## [Work to do]
Each line that includes "screenshot" counts once; give the total and nothing besides.

A block of data:
▬▬▬
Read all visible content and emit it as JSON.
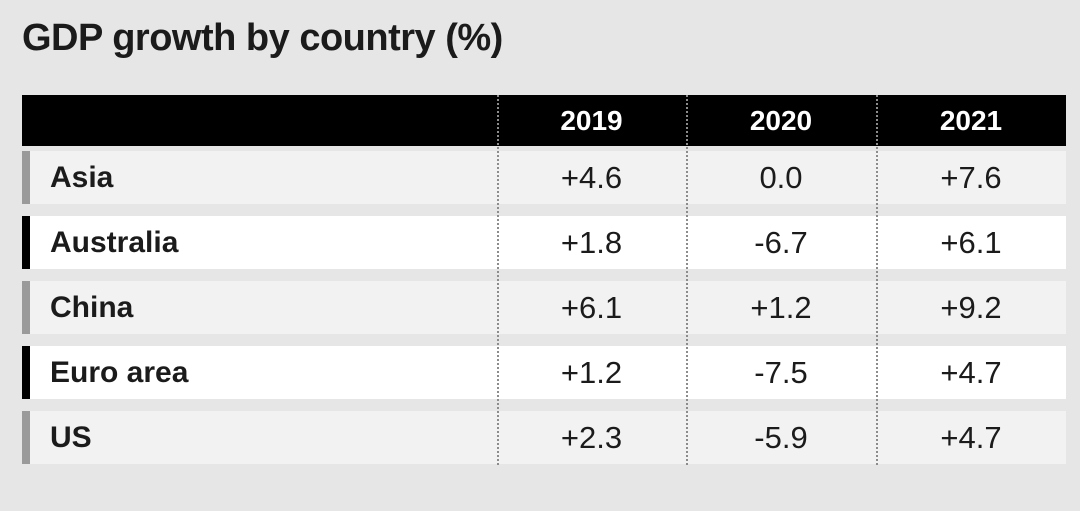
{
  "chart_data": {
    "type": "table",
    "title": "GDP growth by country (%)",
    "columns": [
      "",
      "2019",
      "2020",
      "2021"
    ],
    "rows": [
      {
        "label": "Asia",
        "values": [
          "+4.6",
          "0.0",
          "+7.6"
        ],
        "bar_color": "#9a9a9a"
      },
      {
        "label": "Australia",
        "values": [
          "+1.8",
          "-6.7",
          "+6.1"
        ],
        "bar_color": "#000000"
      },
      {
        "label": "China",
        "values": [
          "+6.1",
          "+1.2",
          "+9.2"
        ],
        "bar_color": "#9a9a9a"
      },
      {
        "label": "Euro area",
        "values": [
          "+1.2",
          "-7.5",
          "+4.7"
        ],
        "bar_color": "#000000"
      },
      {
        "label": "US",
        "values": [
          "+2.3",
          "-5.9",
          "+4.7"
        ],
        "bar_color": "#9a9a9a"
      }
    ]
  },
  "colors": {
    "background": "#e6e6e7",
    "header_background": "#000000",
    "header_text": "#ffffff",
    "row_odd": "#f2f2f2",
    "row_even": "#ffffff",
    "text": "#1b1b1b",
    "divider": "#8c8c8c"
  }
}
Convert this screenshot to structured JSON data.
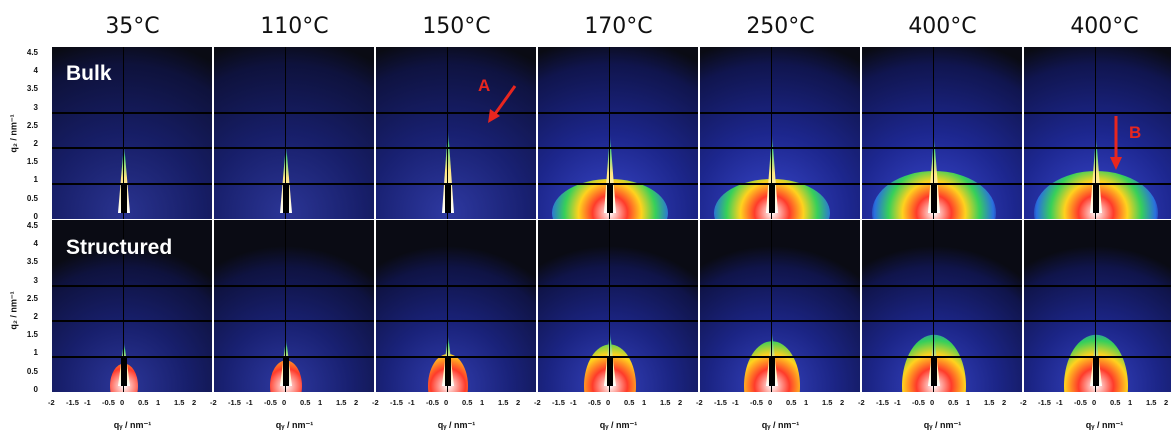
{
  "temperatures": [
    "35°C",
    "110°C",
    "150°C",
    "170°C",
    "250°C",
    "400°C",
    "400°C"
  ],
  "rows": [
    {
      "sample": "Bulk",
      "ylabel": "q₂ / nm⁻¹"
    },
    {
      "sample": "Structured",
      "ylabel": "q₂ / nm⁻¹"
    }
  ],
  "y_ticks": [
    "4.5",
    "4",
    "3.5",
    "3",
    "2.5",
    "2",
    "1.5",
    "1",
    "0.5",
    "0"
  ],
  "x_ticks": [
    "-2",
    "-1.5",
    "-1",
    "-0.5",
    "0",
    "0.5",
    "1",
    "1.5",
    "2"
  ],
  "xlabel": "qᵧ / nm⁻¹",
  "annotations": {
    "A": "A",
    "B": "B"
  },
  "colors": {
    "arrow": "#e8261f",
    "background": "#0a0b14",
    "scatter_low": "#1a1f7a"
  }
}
▬▬▬
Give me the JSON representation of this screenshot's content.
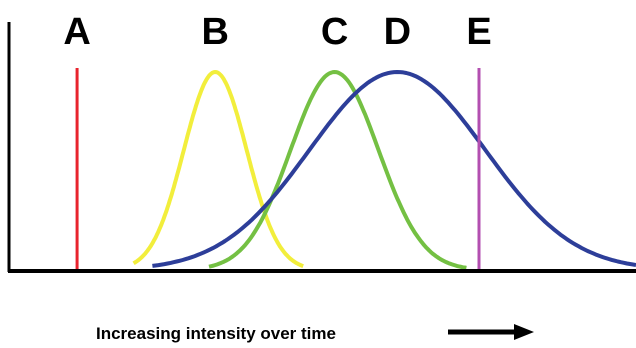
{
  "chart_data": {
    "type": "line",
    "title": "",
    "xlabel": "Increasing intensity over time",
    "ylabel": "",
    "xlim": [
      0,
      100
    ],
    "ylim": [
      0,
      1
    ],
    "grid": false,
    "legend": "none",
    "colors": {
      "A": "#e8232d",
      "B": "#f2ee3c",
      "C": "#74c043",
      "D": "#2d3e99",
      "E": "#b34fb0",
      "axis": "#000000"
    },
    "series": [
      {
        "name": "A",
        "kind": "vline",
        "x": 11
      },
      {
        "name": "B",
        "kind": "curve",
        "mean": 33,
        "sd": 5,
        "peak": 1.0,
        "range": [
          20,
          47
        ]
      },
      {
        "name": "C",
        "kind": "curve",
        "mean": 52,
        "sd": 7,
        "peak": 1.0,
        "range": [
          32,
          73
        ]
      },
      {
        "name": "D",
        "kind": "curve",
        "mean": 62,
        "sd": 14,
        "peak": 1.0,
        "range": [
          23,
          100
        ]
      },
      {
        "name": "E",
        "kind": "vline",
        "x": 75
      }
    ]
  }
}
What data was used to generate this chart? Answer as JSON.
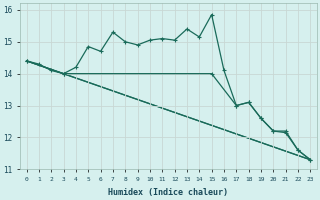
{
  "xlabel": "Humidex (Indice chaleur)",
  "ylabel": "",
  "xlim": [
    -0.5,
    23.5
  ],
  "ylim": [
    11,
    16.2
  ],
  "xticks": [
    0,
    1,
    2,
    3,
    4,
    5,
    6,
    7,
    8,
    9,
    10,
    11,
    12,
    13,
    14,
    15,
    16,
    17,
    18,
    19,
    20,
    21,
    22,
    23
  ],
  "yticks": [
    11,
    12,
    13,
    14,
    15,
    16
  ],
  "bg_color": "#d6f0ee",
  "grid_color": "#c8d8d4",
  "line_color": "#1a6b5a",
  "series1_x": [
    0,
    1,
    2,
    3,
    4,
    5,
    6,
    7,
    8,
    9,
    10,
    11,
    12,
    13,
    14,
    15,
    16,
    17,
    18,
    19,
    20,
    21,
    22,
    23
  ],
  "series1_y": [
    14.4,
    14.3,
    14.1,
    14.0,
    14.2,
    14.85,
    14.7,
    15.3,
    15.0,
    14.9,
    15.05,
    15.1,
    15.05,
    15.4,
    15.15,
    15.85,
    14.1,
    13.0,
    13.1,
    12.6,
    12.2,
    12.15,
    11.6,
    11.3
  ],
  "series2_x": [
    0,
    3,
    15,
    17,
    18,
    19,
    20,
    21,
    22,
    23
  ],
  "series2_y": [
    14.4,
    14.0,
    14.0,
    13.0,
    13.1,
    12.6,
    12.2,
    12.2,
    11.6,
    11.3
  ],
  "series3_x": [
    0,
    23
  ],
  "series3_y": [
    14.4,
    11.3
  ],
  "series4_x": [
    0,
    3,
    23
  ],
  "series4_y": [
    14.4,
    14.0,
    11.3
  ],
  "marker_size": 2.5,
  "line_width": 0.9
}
▬▬▬
## [Complete response]
2